Work to complete -
Determine how many lines contain the string "JSON". Respond with that number and nothing more.

[Dataset entries on figures]
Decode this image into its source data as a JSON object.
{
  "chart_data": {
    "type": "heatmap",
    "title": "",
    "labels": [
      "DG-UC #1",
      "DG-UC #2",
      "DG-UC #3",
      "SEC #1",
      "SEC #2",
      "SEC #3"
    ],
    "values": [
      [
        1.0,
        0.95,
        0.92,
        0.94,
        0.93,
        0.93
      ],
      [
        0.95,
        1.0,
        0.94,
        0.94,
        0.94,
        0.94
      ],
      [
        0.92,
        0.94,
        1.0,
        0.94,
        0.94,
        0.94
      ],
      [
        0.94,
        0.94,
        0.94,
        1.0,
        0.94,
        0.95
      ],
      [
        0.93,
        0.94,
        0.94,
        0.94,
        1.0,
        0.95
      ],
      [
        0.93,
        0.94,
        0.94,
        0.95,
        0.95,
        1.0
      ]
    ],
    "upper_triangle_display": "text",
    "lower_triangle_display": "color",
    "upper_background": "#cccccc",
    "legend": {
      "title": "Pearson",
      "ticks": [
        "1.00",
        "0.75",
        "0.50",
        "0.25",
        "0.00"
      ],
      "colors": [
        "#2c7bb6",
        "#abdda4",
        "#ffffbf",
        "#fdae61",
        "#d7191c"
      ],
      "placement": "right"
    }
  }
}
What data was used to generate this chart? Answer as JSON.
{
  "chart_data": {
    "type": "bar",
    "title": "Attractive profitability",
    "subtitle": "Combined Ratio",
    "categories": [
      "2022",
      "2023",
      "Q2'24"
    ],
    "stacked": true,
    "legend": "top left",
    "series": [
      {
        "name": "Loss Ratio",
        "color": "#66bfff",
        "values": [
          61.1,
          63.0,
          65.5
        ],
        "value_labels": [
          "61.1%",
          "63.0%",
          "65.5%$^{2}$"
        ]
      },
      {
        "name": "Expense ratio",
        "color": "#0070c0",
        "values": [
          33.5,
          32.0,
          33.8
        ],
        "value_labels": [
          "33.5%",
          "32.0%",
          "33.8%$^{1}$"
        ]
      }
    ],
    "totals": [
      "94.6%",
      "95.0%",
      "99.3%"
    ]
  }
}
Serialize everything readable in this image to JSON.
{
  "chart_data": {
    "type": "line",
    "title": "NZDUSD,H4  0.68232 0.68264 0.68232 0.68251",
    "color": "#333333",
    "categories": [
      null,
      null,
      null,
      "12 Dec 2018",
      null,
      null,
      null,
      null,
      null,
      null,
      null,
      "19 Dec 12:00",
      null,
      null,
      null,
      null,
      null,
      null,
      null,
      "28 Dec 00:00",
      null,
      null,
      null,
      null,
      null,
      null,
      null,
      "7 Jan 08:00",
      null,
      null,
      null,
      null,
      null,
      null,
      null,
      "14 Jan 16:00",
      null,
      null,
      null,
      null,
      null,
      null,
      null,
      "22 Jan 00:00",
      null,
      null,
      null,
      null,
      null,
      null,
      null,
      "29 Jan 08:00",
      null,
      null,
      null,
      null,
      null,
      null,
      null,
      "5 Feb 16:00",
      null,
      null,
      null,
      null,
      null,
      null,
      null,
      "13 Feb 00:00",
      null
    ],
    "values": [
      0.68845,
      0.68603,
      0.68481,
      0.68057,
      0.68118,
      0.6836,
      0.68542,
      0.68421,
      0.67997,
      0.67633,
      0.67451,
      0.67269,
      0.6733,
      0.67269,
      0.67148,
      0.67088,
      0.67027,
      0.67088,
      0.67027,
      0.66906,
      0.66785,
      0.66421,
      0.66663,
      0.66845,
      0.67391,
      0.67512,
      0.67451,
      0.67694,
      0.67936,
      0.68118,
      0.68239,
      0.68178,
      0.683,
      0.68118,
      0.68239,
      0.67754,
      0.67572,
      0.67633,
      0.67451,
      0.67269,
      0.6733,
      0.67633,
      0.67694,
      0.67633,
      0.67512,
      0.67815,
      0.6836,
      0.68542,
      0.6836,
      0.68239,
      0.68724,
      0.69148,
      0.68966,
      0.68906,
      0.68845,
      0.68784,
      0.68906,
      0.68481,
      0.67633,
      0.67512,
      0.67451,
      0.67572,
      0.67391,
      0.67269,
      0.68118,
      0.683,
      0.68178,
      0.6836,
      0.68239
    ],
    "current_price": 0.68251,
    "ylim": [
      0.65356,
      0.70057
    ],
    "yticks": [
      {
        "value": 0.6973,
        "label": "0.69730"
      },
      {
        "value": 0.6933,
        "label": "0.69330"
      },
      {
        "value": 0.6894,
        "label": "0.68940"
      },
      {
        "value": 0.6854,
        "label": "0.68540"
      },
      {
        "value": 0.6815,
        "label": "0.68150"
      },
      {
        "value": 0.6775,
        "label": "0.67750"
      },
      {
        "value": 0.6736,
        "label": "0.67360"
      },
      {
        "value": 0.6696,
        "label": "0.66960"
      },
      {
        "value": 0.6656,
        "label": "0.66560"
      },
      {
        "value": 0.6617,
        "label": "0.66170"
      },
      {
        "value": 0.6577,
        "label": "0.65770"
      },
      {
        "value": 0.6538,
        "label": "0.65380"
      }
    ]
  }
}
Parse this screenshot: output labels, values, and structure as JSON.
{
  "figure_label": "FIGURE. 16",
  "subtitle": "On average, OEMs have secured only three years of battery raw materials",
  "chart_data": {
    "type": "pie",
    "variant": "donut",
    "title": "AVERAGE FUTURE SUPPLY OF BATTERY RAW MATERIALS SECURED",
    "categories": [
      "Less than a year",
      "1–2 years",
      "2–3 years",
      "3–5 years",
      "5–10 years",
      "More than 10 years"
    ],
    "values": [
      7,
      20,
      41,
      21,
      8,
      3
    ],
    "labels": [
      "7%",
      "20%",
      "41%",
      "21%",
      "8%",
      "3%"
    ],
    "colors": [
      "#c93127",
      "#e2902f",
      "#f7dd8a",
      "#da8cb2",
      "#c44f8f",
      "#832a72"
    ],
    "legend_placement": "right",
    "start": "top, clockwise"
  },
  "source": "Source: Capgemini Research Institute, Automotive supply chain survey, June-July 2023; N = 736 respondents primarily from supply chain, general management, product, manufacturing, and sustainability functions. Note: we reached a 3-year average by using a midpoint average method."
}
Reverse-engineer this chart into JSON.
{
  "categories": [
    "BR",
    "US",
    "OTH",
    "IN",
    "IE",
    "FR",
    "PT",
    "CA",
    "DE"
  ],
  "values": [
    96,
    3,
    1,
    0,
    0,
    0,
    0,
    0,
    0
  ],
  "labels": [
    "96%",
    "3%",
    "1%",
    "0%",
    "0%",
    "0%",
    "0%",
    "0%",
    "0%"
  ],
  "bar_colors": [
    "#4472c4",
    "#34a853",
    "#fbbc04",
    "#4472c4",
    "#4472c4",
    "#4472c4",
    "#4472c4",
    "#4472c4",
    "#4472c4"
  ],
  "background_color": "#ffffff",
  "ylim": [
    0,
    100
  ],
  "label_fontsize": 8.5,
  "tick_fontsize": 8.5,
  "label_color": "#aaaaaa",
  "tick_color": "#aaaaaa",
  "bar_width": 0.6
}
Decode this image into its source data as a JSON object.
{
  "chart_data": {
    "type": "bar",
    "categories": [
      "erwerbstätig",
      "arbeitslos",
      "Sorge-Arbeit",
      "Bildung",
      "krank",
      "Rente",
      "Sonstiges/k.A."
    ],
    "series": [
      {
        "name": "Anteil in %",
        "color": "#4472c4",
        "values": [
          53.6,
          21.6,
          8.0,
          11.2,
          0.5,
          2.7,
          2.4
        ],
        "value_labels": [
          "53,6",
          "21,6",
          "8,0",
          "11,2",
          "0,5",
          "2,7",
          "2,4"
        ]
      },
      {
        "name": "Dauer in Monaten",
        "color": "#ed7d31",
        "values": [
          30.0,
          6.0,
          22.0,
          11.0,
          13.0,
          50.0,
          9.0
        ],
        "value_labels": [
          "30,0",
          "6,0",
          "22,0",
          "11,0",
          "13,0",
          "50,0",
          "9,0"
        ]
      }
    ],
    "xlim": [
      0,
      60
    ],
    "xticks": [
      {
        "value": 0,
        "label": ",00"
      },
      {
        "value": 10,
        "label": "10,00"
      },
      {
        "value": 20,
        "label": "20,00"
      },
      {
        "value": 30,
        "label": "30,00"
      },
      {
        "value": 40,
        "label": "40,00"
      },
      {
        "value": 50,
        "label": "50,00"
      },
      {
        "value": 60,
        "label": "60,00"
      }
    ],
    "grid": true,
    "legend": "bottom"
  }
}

Solution to this problem -
6